WHAT TO WORK ON
Copy out the listing in full, exactly as written, but not its pictures.
☆ ☆ ☆
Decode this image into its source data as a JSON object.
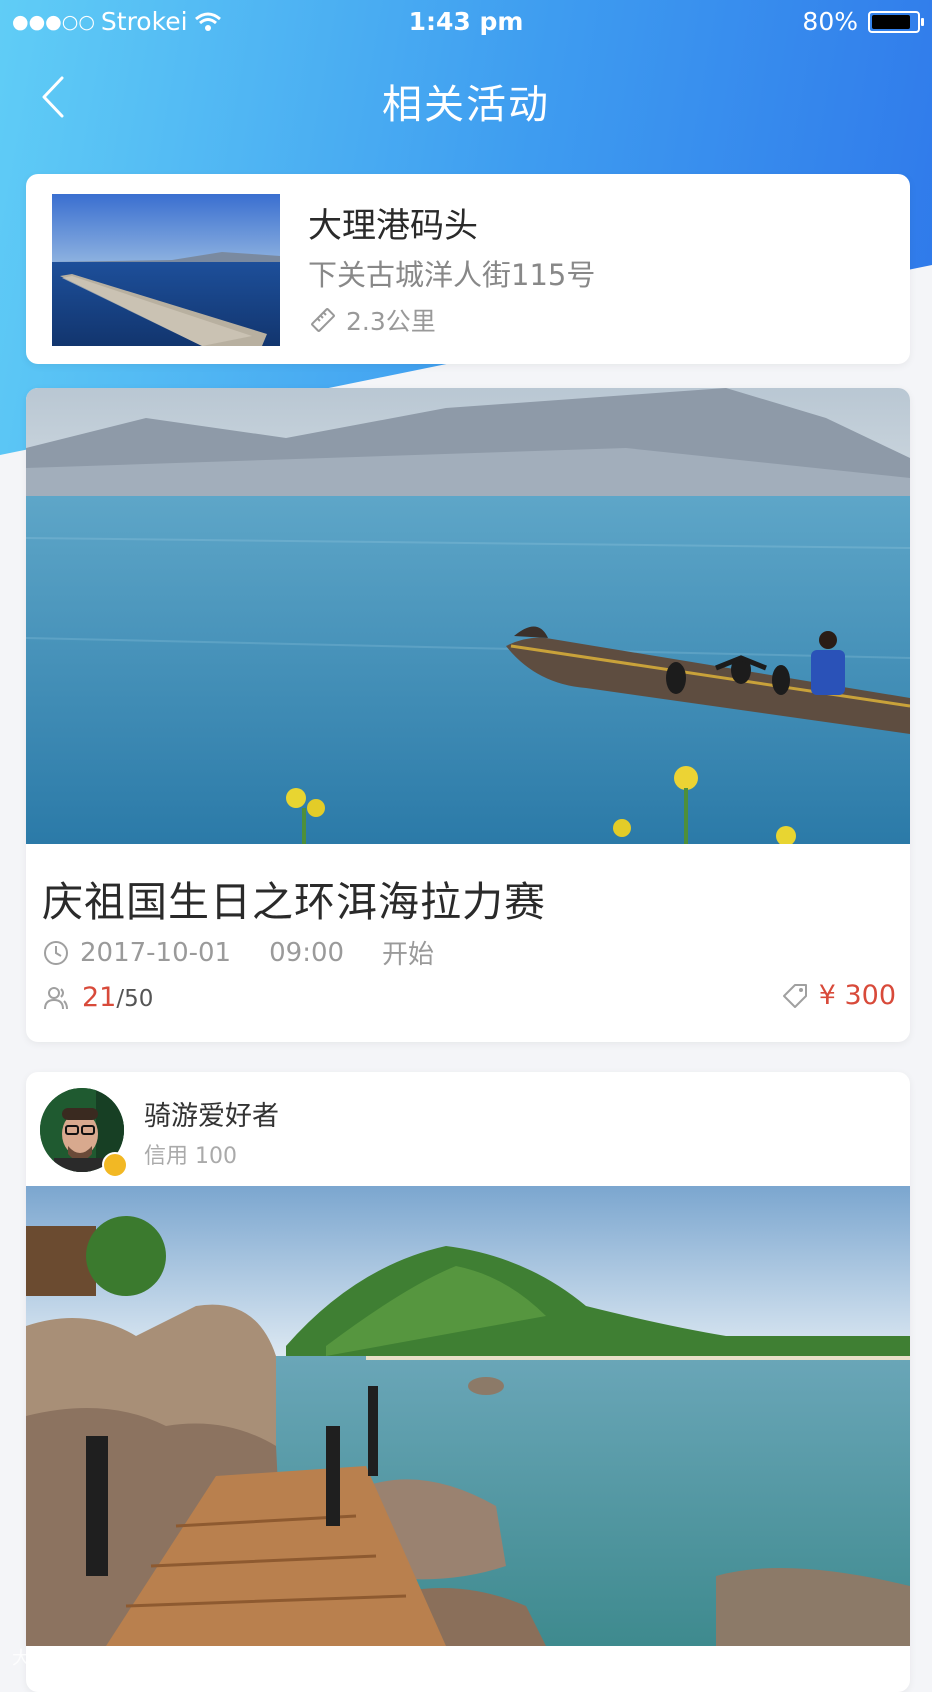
{
  "status_bar": {
    "signal": "●●●○○",
    "carrier": "Strokei",
    "time": "1:43 pm",
    "battery": "80%"
  },
  "nav": {
    "title": "相关活动"
  },
  "location": {
    "name": "大理港码头",
    "address": "下关古城洋人街115号",
    "distance": "2.3公里"
  },
  "activity": {
    "title": "庆祖国生日之环洱海拉力赛",
    "date": "2017-10-01",
    "time": "09:00",
    "start_label": "开始",
    "joined": "21",
    "capacity": "/50",
    "price": "¥ 300"
  },
  "post": {
    "user_name": "骑游爱好者",
    "credit": "信用 100"
  },
  "watermark": "大数跨境",
  "colors": {
    "accent": "#3e9cf0",
    "price": "#d84a3a"
  }
}
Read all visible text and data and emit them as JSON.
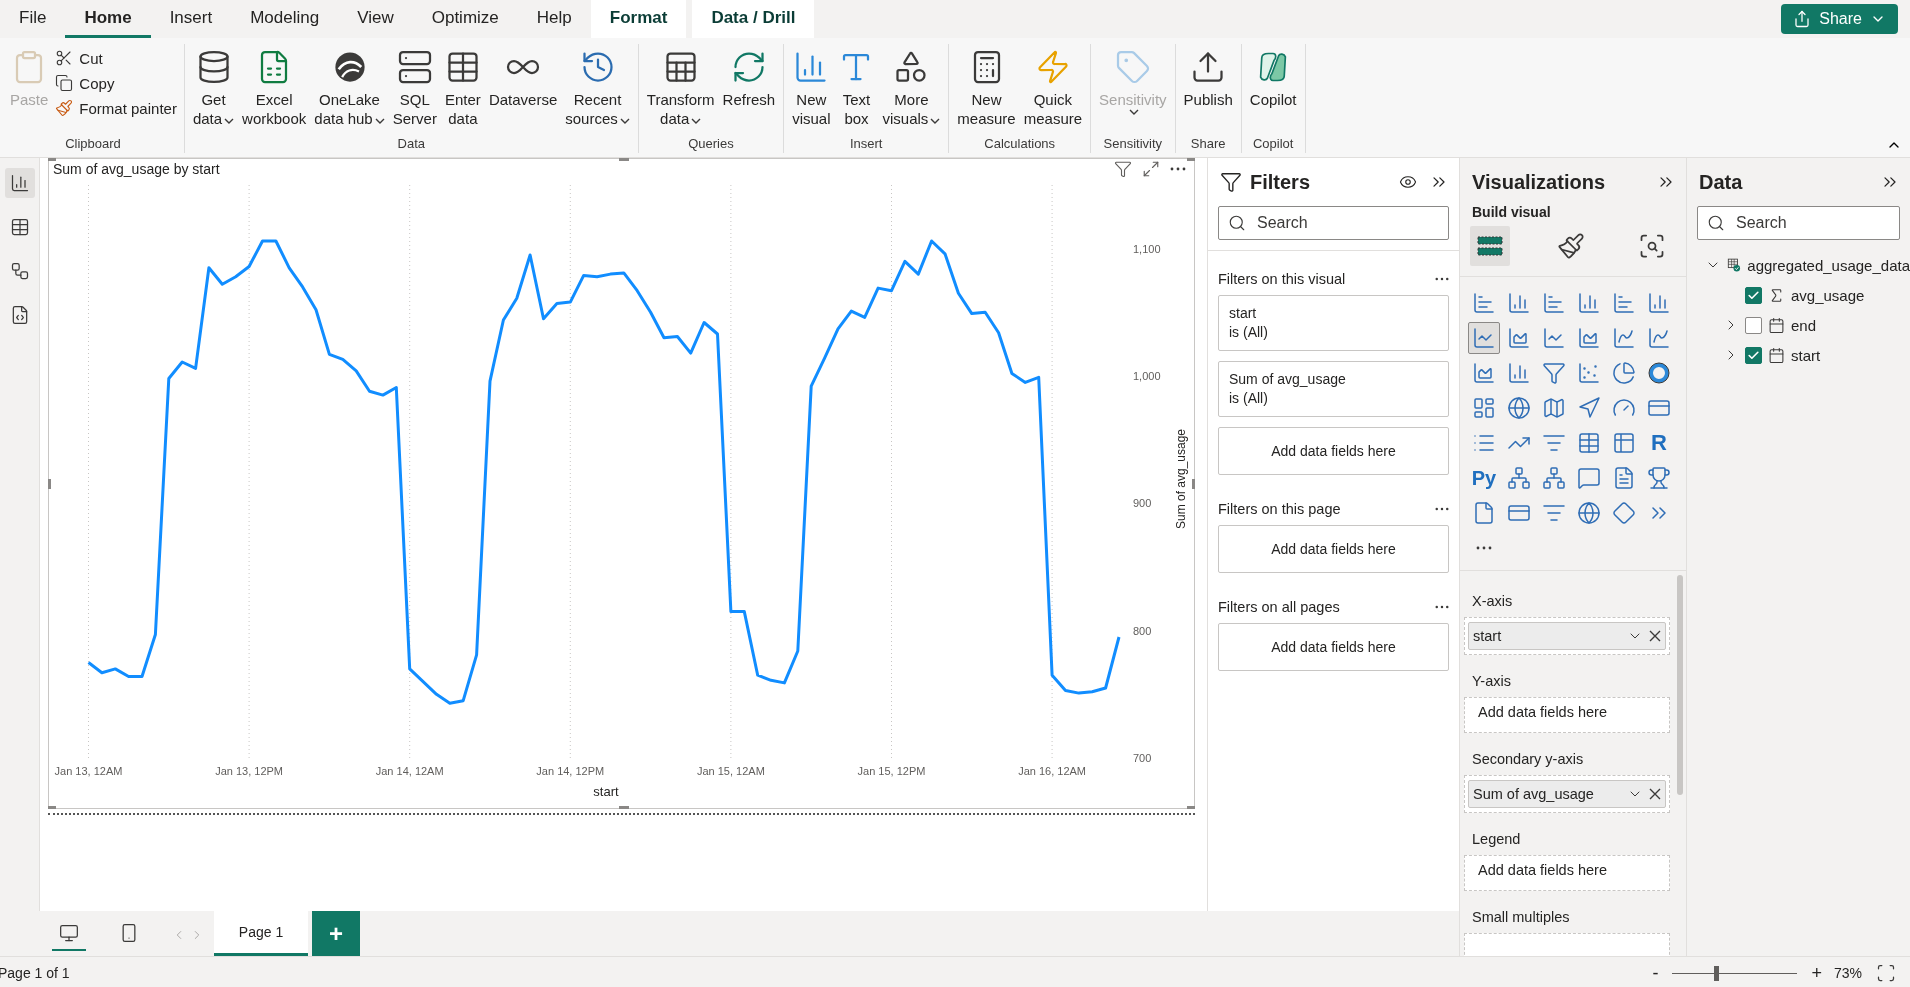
☆ ☆ ☆
EXERCISE OUTPUT
Decode this image into its source data as a JSON object.
{
  "status_bar": {
    "signal": "●●●○○",
    "carrier": "Strokei",
    "time": "1:43 pm",
    "battery": "80%"
  },
  "nav": {
    "title": "相关活动"
  },
  "location": {
    "name": "大理港码头",
    "address": "下关古城洋人街115号",
    "distance": "2.3公里"
  },
  "activity": {
    "title": "庆祖国生日之环洱海拉力赛",
    "date": "2017-10-01",
    "time": "09:00",
    "start_label": "开始",
    "joined": "21",
    "capacity": "/50",
    "price": "¥ 300"
  },
  "post": {
    "user_name": "骑游爱好者",
    "credit": "信用 100"
  },
  "watermark": "大数跨境",
  "colors": {
    "accent": "#3e9cf0",
    "price": "#d84a3a"
  }
}
Read all visible text and data and emit them as JSON.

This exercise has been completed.